-- Exercise requirements --
Restate all the material verbatim, except for the pictures.

----

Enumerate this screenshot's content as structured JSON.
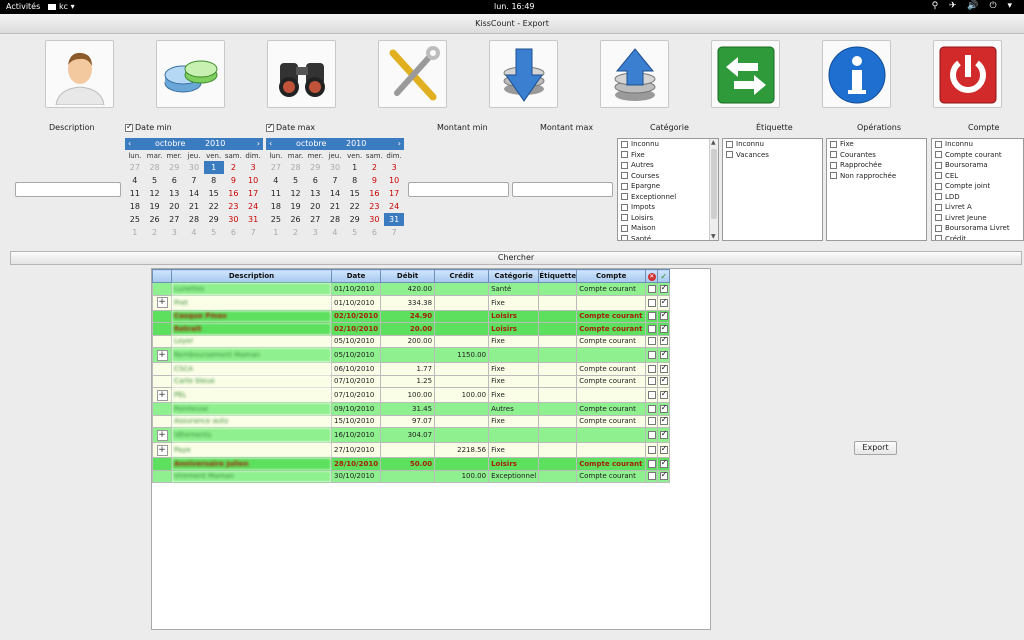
{
  "topbar": {
    "activities": "Activités",
    "app": "kc ▾",
    "clock": "lun. 16:49",
    "status_icons": "⚲ ✈ 🔊 ⏻ ▾"
  },
  "window": {
    "title": "KissCount - Export"
  },
  "toolbar": [
    "user-icon",
    "accounts-icon",
    "search-icon",
    "preferences-icon",
    "import-icon",
    "export-icon",
    "transfer-icon",
    "info-icon",
    "quit-icon"
  ],
  "filters": {
    "description_label": "Description",
    "date_min_label": "Date min",
    "date_max_label": "Date max",
    "montant_min_label": "Montant min",
    "montant_max_label": "Montant max",
    "categorie_label": "Catégorie",
    "etiquette_label": "Étiquette",
    "operations_label": "Opérations",
    "compte_label": "Compte",
    "description_value": "",
    "montant_min_value": "",
    "montant_max_value": ""
  },
  "calendar_min": {
    "month": "octobre",
    "year": "2010",
    "dow": [
      "lun.",
      "mar.",
      "mer.",
      "jeu.",
      "ven.",
      "sam.",
      "dim."
    ],
    "weeks": [
      [
        "27",
        "28",
        "29",
        "30",
        "1",
        "2",
        "3"
      ],
      [
        "4",
        "5",
        "6",
        "7",
        "8",
        "9",
        "10"
      ],
      [
        "11",
        "12",
        "13",
        "14",
        "15",
        "16",
        "17"
      ],
      [
        "18",
        "19",
        "20",
        "21",
        "22",
        "23",
        "24"
      ],
      [
        "25",
        "26",
        "27",
        "28",
        "29",
        "30",
        "31"
      ],
      [
        "1",
        "2",
        "3",
        "4",
        "5",
        "6",
        "7"
      ]
    ],
    "selected": "1"
  },
  "calendar_max": {
    "month": "octobre",
    "year": "2010",
    "dow": [
      "lun.",
      "mar.",
      "mer.",
      "jeu.",
      "ven.",
      "sam.",
      "dim."
    ],
    "weeks": [
      [
        "27",
        "28",
        "29",
        "30",
        "1",
        "2",
        "3"
      ],
      [
        "4",
        "5",
        "6",
        "7",
        "8",
        "9",
        "10"
      ],
      [
        "11",
        "12",
        "13",
        "14",
        "15",
        "16",
        "17"
      ],
      [
        "18",
        "19",
        "20",
        "21",
        "22",
        "23",
        "24"
      ],
      [
        "25",
        "26",
        "27",
        "28",
        "29",
        "30",
        "31"
      ],
      [
        "1",
        "2",
        "3",
        "4",
        "5",
        "6",
        "7"
      ]
    ],
    "selected": "31"
  },
  "categories": [
    "Inconnu",
    "Fixe",
    "Autres",
    "Courses",
    "Epargne",
    "Exceptionnel",
    "Impots",
    "Loisirs",
    "Maison",
    "Santé"
  ],
  "etiquettes": [
    "Inconnu",
    "Vacances"
  ],
  "operations": [
    "Fixe",
    "Courantes",
    "Rapprochée",
    "Non rapprochée"
  ],
  "comptes": [
    "Inconnu",
    "Compte courant",
    "Boursorama",
    "CEL",
    "Compte joint",
    "LDD",
    "Livret A",
    "Livret Jeune",
    "Boursorama Livret",
    "Crédit"
  ],
  "search_button": "Chercher",
  "export_button": "Export",
  "grid": {
    "columns": [
      "",
      "Description",
      "Date",
      "Débit",
      "Crédit",
      "Catégorie",
      "Étiquette",
      "Compte"
    ],
    "rows": [
      {
        "style": "g1",
        "plus": "",
        "desc": "Lunettes",
        "date": "01/10/2010",
        "debit": "420.00",
        "credit": "",
        "cat": "Santé",
        "etq": "",
        "compte": "Compte courant",
        "c2": "✓"
      },
      {
        "style": "pl tall",
        "plus": "+",
        "desc": "Pret",
        "date": "01/10/2010",
        "debit": "334.38",
        "credit": "",
        "cat": "Fixe",
        "etq": "",
        "compte": "",
        "c2": "✓"
      },
      {
        "style": "g2 bold",
        "plus": "",
        "desc": "Casque Pmax",
        "date": "02/10/2010",
        "debit": "24.90",
        "credit": "",
        "cat": "Loisirs",
        "etq": "",
        "compte": "Compte courant",
        "c2": "✓"
      },
      {
        "style": "g2 bold",
        "plus": "",
        "desc": "Retrait",
        "date": "02/10/2010",
        "debit": "20.00",
        "credit": "",
        "cat": "Loisirs",
        "etq": "",
        "compte": "Compte courant",
        "c2": "✓"
      },
      {
        "style": "pl",
        "plus": "",
        "desc": "Loyer",
        "date": "05/10/2010",
        "debit": "200.00",
        "credit": "",
        "cat": "Fixe",
        "etq": "",
        "compte": "Compte courant",
        "c2": "✓"
      },
      {
        "style": "g1 tall",
        "plus": "+",
        "desc": "Remboursement Maman",
        "date": "05/10/2010",
        "debit": "",
        "credit": "1150.00",
        "cat": "",
        "etq": "",
        "compte": "",
        "c2": "✓"
      },
      {
        "style": "pl",
        "plus": "",
        "desc": "CSCA",
        "date": "06/10/2010",
        "debit": "1.77",
        "credit": "",
        "cat": "Fixe",
        "etq": "",
        "compte": "Compte courant",
        "c2": "✓"
      },
      {
        "style": "pl",
        "plus": "",
        "desc": "Carte bleue",
        "date": "07/10/2010",
        "debit": "1.25",
        "credit": "",
        "cat": "Fixe",
        "etq": "",
        "compte": "Compte courant",
        "c2": "✓"
      },
      {
        "style": "pl tall",
        "plus": "+",
        "desc": "PEL",
        "date": "07/10/2010",
        "debit": "100.00",
        "credit": "100.00",
        "cat": "Fixe",
        "etq": "",
        "compte": "",
        "c2": "✓"
      },
      {
        "style": "g1",
        "plus": "",
        "desc": "Pointeuse",
        "date": "09/10/2010",
        "debit": "31.45",
        "credit": "",
        "cat": "Autres",
        "etq": "",
        "compte": "Compte courant",
        "c2": "✓"
      },
      {
        "style": "pl",
        "plus": "",
        "desc": "Assurance auto",
        "date": "15/10/2010",
        "debit": "97.07",
        "credit": "",
        "cat": "Fixe",
        "etq": "",
        "compte": "Compte courant",
        "c2": "✓"
      },
      {
        "style": "g1 tall",
        "plus": "+",
        "desc": "Vêtements",
        "date": "16/10/2010",
        "debit": "304.07",
        "credit": "",
        "cat": "",
        "etq": "",
        "compte": "",
        "c2": "✓"
      },
      {
        "style": "pl tall",
        "plus": "+",
        "desc": "Paye",
        "date": "27/10/2010",
        "debit": "",
        "credit": "2218.56",
        "cat": "Fixe",
        "etq": "",
        "compte": "",
        "c2": "✓"
      },
      {
        "style": "g2 bold",
        "plus": "",
        "desc": "Anniversaire Julien",
        "date": "28/10/2010",
        "debit": "50.00",
        "credit": "",
        "cat": "Loisirs",
        "etq": "",
        "compte": "Compte courant",
        "c2": "✓"
      },
      {
        "style": "g1",
        "plus": "",
        "desc": "Virement Maman",
        "date": "30/10/2010",
        "debit": "",
        "credit": "100.00",
        "cat": "Exceptionnel",
        "etq": "",
        "compte": "Compte courant",
        "c2": "✓"
      }
    ]
  }
}
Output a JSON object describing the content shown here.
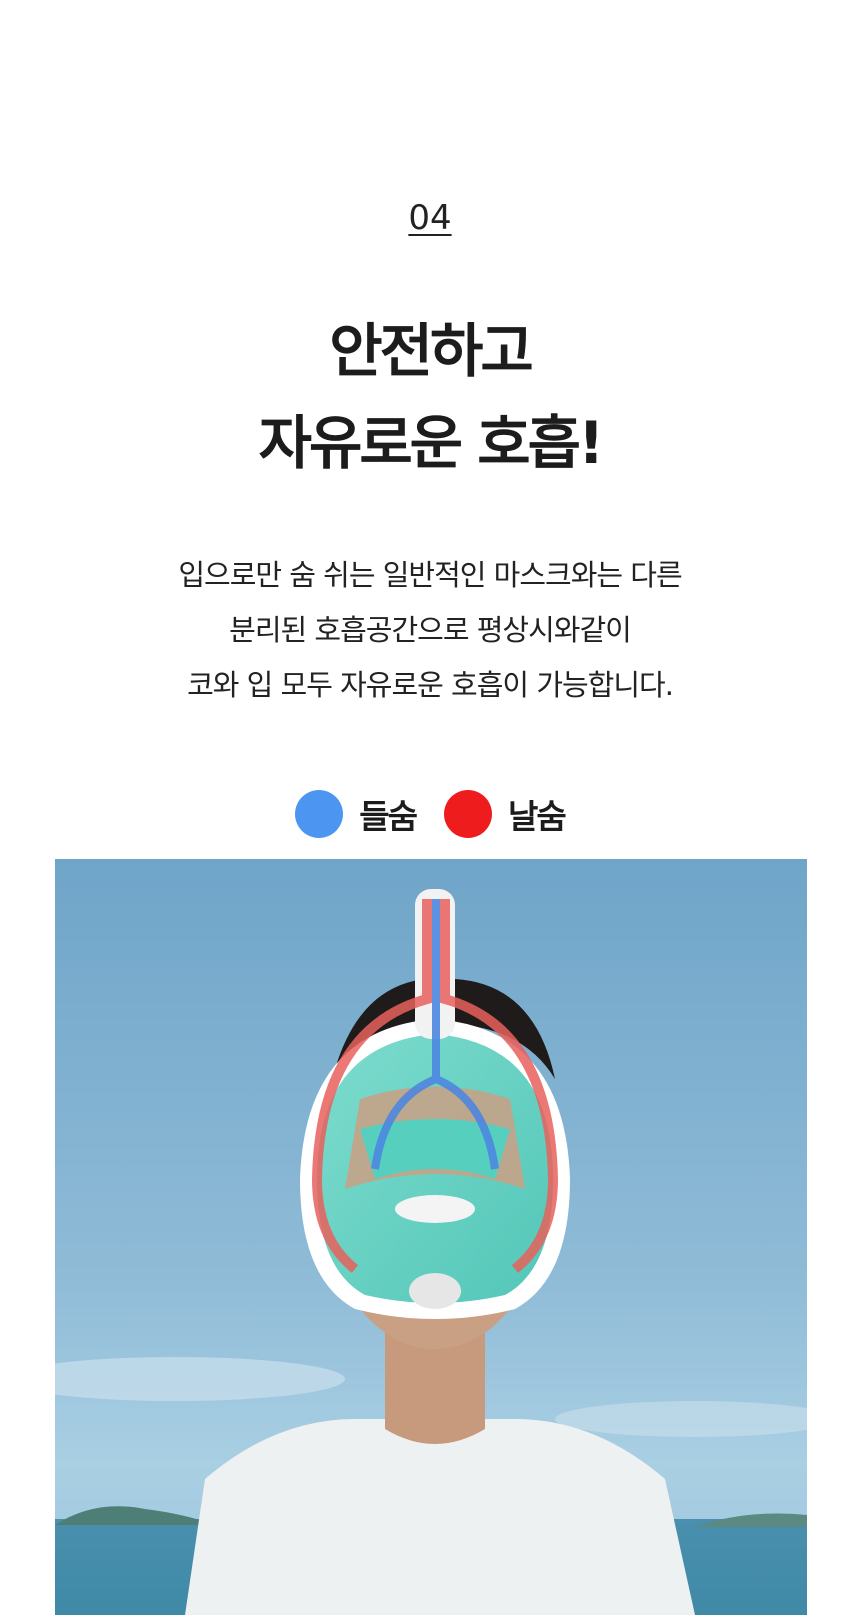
{
  "section": {
    "number": "04"
  },
  "headline": {
    "line1": "안전하고",
    "line2": "자유로운 호흡!"
  },
  "description": {
    "line1": "입으로만 숨 쉬는 일반적인 마스크와는 다른",
    "line2": "분리된 호흡공간으로 평상시와같이",
    "line3": "코와 입 모두 자유로운 호흡이 가능합니다."
  },
  "legend": {
    "inhale": {
      "label": "들숨",
      "color": "#4c96f2"
    },
    "exhale": {
      "label": "날숨",
      "color": "#ee1c1c"
    }
  }
}
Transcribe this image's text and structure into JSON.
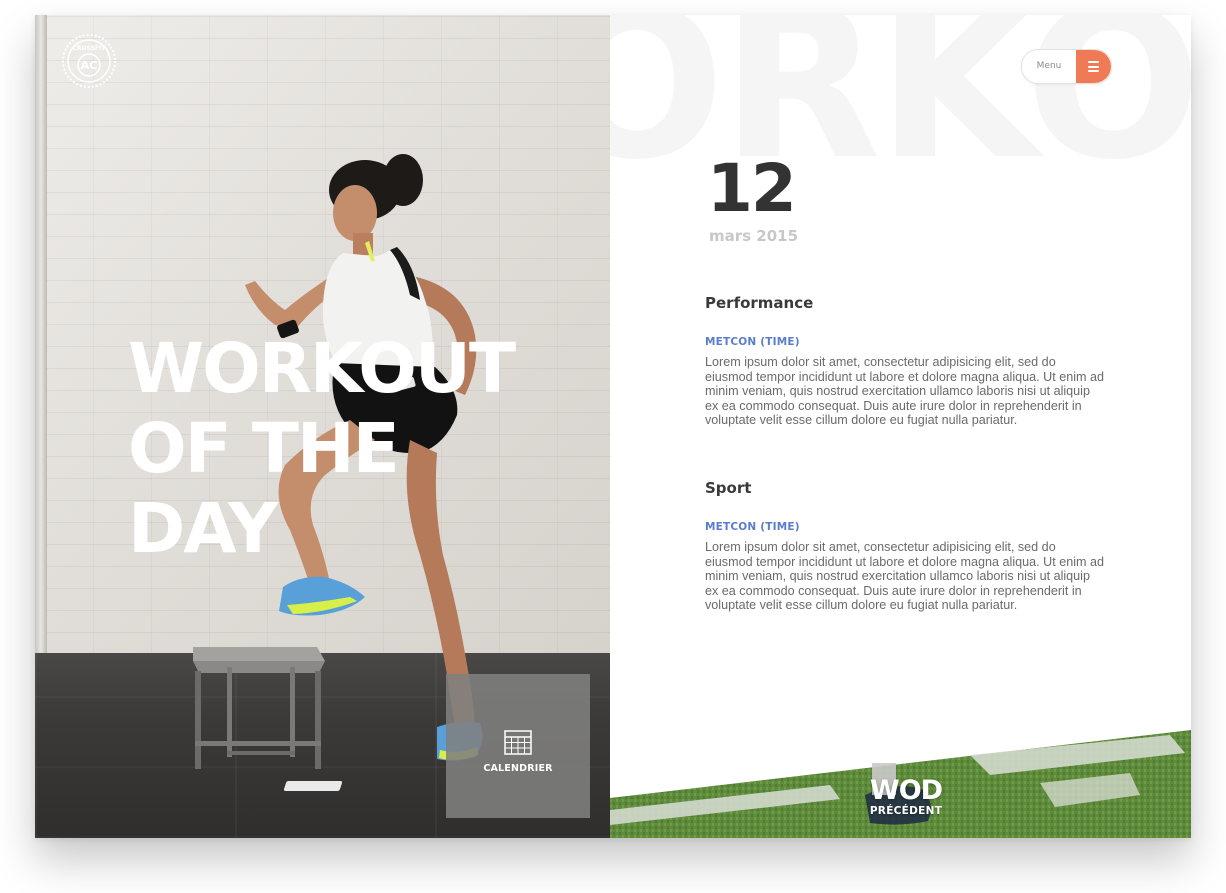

----

-- Result of this task --
Enumerate this screenshot's content as structured JSON.
{
  "topbar": {
    "activities": "Activités",
    "app": "kc ▾",
    "clock": "lun. 16:49",
    "status_icons": "⚲ ✈ 🔊 ⏻ ▾"
  },
  "window": {
    "title": "KissCount - Export"
  },
  "toolbar": [
    "user-icon",
    "accounts-icon",
    "search-icon",
    "preferences-icon",
    "import-icon",
    "export-icon",
    "transfer-icon",
    "info-icon",
    "quit-icon"
  ],
  "filters": {
    "description_label": "Description",
    "date_min_label": "Date min",
    "date_max_label": "Date max",
    "montant_min_label": "Montant min",
    "montant_max_label": "Montant max",
    "categorie_label": "Catégorie",
    "etiquette_label": "Étiquette",
    "operations_label": "Opérations",
    "compte_label": "Compte",
    "description_value": "",
    "montant_min_value": "",
    "montant_max_value": ""
  },
  "calendar_min": {
    "month": "octobre",
    "year": "2010",
    "dow": [
      "lun.",
      "mar.",
      "mer.",
      "jeu.",
      "ven.",
      "sam.",
      "dim."
    ],
    "weeks": [
      [
        "27",
        "28",
        "29",
        "30",
        "1",
        "2",
        "3"
      ],
      [
        "4",
        "5",
        "6",
        "7",
        "8",
        "9",
        "10"
      ],
      [
        "11",
        "12",
        "13",
        "14",
        "15",
        "16",
        "17"
      ],
      [
        "18",
        "19",
        "20",
        "21",
        "22",
        "23",
        "24"
      ],
      [
        "25",
        "26",
        "27",
        "28",
        "29",
        "30",
        "31"
      ],
      [
        "1",
        "2",
        "3",
        "4",
        "5",
        "6",
        "7"
      ]
    ],
    "selected": "1"
  },
  "calendar_max": {
    "month": "octobre",
    "year": "2010",
    "dow": [
      "lun.",
      "mar.",
      "mer.",
      "jeu.",
      "ven.",
      "sam.",
      "dim."
    ],
    "weeks": [
      [
        "27",
        "28",
        "29",
        "30",
        "1",
        "2",
        "3"
      ],
      [
        "4",
        "5",
        "6",
        "7",
        "8",
        "9",
        "10"
      ],
      [
        "11",
        "12",
        "13",
        "14",
        "15",
        "16",
        "17"
      ],
      [
        "18",
        "19",
        "20",
        "21",
        "22",
        "23",
        "24"
      ],
      [
        "25",
        "26",
        "27",
        "28",
        "29",
        "30",
        "31"
      ],
      [
        "1",
        "2",
        "3",
        "4",
        "5",
        "6",
        "7"
      ]
    ],
    "selected": "31"
  },
  "categories": [
    "Inconnu",
    "Fixe",
    "Autres",
    "Courses",
    "Epargne",
    "Exceptionnel",
    "Impots",
    "Loisirs",
    "Maison",
    "Santé"
  ],
  "etiquettes": [
    "Inconnu",
    "Vacances"
  ],
  "operations": [
    "Fixe",
    "Courantes",
    "Rapprochée",
    "Non rapprochée"
  ],
  "comptes": [
    "Inconnu",
    "Compte courant",
    "Boursorama",
    "CEL",
    "Compte joint",
    "LDD",
    "Livret A",
    "Livret Jeune",
    "Boursorama Livret",
    "Crédit"
  ],
  "search_button": "Chercher",
  "export_button": "Export",
  "grid": {
    "columns": [
      "",
      "Description",
      "Date",
      "Débit",
      "Crédit",
      "Catégorie",
      "Étiquette",
      "Compte"
    ],
    "rows": [
      {
        "style": "g1",
        "plus": "",
        "desc": "Lunettes",
        "date": "01/10/2010",
        "debit": "420.00",
        "credit": "",
        "cat": "Santé",
        "etq": "",
        "compte": "Compte courant",
        "c2": "✓"
      },
      {
        "style": "pl tall",
        "plus": "+",
        "desc": "Pret",
        "date": "01/10/2010",
        "debit": "334.38",
        "credit": "",
        "cat": "Fixe",
        "etq": "",
        "compte": "",
        "c2": "✓"
      },
      {
        "style": "g2 bold",
        "plus": "",
        "desc": "Casque Pmax",
        "date": "02/10/2010",
        "debit": "24.90",
        "credit": "",
        "cat": "Loisirs",
        "etq": "",
        "compte": "Compte courant",
        "c2": "✓"
      },
      {
        "style": "g2 bold",
        "plus": "",
        "desc": "Retrait",
        "date": "02/10/2010",
        "debit": "20.00",
        "credit": "",
        "cat": "Loisirs",
        "etq": "",
        "compte": "Compte courant",
        "c2": "✓"
      },
      {
        "style": "pl",
        "plus": "",
        "desc": "Loyer",
        "date": "05/10/2010",
        "debit": "200.00",
        "credit": "",
        "cat": "Fixe",
        "etq": "",
        "compte": "Compte courant",
        "c2": "✓"
      },
      {
        "style": "g1 tall",
        "plus": "+",
        "desc": "Remboursement Maman",
        "date": "05/10/2010",
        "debit": "",
        "credit": "1150.00",
        "cat": "",
        "etq": "",
        "compte": "",
        "c2": "✓"
      },
      {
        "style": "pl",
        "plus": "",
        "desc": "CSCA",
        "date": "06/10/2010",
        "debit": "1.77",
        "credit": "",
        "cat": "Fixe",
        "etq": "",
        "compte": "Compte courant",
        "c2": "✓"
      },
      {
        "style": "pl",
        "plus": "",
        "desc": "Carte bleue",
        "date": "07/10/2010",
        "debit": "1.25",
        "credit": "",
        "cat": "Fixe",
        "etq": "",
        "compte": "Compte courant",
        "c2": "✓"
      },
      {
        "style": "pl tall",
        "plus": "+",
        "desc": "PEL",
        "date": "07/10/2010",
        "debit": "100.00",
        "credit": "100.00",
        "cat": "Fixe",
        "etq": "",
        "compte": "",
        "c2": "✓"
      },
      {
        "style": "g1",
        "plus": "",
        "desc": "Pointeuse",
        "date": "09/10/2010",
        "debit": "31.45",
        "credit": "",
        "cat": "Autres",
        "etq": "",
        "compte": "Compte courant",
        "c2": "✓"
      },
      {
        "style": "pl",
        "plus": "",
        "desc": "Assurance auto",
        "date": "15/10/2010",
        "debit": "97.07",
        "credit": "",
        "cat": "Fixe",
        "etq": "",
        "compte": "Compte courant",
        "c2": "✓"
      },
      {
        "style": "g1 tall",
        "plus": "+",
        "desc": "Vêtements",
        "date": "16/10/2010",
        "debit": "304.07",
        "credit": "",
        "cat": "",
        "etq": "",
        "compte": "",
        "c2": "✓"
      },
      {
        "style": "pl tall",
        "plus": "+",
        "desc": "Paye",
        "date": "27/10/2010",
        "debit": "",
        "credit": "2218.56",
        "cat": "Fixe",
        "etq": "",
        "compte": "",
        "c2": "✓"
      },
      {
        "style": "g2 bold",
        "plus": "",
        "desc": "Anniversaire Julien",
        "date": "28/10/2010",
        "debit": "50.00",
        "credit": "",
        "cat": "Loisirs",
        "etq": "",
        "compte": "Compte courant",
        "c2": "✓"
      },
      {
        "style": "g1",
        "plus": "",
        "desc": "Virement Maman",
        "date": "30/10/2010",
        "debit": "",
        "credit": "100.00",
        "cat": "Exceptionnel",
        "etq": "",
        "compte": "Compte courant",
        "c2": "✓"
      }
    ]
  }
}
Output a JSON object describing the content shown here.
{
  "section": {
    "number": "04"
  },
  "headline": {
    "line1": "안전하고",
    "line2": "자유로운 호흡!"
  },
  "description": {
    "line1": "입으로만 숨 쉬는 일반적인 마스크와는 다른",
    "line2": "분리된 호흡공간으로 평상시와같이",
    "line3": "코와 입 모두 자유로운 호흡이 가능합니다."
  },
  "legend": {
    "inhale": {
      "label": "들숨",
      "color": "#4c96f2"
    },
    "exhale": {
      "label": "날숨",
      "color": "#ee1c1c"
    }
  }
}
Transcribe this image's text and structure into JSON.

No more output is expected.